*Problem description:*
From the listing below, pull out the lines that hold "address".
══ Records
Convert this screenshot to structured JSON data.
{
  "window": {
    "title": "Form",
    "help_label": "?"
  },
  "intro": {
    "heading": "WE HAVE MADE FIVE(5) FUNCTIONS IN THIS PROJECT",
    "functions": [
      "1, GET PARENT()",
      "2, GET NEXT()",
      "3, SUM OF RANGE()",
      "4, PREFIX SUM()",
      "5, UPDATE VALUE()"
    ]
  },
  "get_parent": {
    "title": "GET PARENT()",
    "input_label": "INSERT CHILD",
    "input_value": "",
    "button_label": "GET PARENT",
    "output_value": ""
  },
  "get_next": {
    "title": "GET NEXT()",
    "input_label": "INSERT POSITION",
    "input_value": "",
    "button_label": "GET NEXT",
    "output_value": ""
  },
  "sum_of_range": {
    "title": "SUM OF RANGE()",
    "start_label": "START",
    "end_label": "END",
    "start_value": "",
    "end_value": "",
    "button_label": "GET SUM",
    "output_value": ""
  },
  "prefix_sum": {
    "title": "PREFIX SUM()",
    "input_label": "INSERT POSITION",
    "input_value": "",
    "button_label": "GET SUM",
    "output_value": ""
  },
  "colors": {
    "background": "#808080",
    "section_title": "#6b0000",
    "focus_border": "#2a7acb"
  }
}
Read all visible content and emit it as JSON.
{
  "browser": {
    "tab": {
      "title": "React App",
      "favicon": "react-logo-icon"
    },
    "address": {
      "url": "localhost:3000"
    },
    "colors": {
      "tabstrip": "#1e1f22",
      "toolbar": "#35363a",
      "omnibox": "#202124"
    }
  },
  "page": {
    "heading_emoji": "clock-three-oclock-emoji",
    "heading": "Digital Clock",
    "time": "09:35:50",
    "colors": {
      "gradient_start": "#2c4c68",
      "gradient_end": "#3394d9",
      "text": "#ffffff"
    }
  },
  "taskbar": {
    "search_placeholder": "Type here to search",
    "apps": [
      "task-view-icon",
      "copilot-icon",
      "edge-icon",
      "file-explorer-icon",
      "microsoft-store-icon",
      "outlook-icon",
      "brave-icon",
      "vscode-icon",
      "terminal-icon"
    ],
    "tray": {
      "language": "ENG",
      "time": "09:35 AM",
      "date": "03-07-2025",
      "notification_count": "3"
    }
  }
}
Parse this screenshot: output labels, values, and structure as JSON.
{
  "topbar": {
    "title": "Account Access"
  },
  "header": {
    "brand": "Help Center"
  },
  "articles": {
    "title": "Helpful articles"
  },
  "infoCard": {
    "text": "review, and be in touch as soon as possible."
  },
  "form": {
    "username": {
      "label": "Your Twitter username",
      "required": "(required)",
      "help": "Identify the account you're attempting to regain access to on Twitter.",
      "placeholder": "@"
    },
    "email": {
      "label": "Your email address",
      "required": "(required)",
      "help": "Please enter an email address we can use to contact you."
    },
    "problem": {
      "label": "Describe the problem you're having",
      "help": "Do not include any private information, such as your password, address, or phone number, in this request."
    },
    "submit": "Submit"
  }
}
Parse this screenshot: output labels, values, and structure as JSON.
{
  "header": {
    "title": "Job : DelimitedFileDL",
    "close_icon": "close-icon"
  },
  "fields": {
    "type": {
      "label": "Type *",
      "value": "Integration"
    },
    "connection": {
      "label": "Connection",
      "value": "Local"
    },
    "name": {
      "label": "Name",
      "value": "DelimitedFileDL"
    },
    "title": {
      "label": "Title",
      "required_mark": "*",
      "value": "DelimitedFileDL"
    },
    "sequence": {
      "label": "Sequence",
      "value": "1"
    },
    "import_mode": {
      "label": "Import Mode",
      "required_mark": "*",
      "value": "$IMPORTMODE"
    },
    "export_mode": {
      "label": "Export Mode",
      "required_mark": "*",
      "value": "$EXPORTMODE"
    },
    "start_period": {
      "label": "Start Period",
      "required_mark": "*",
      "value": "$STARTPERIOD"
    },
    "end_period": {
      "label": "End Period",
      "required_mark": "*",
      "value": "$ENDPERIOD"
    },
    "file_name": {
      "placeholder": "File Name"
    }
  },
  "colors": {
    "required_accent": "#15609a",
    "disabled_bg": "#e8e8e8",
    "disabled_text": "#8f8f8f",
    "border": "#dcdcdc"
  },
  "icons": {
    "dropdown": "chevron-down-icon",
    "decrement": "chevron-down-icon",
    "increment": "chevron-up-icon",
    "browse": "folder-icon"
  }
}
════
*Answer to the exercise:*
    "address": {
      "label": "Your email address",
      "help": "Please enter an email address we can use to contact you."
      "help": "Do not include any private information, such as your password, address, or phone number, in this request."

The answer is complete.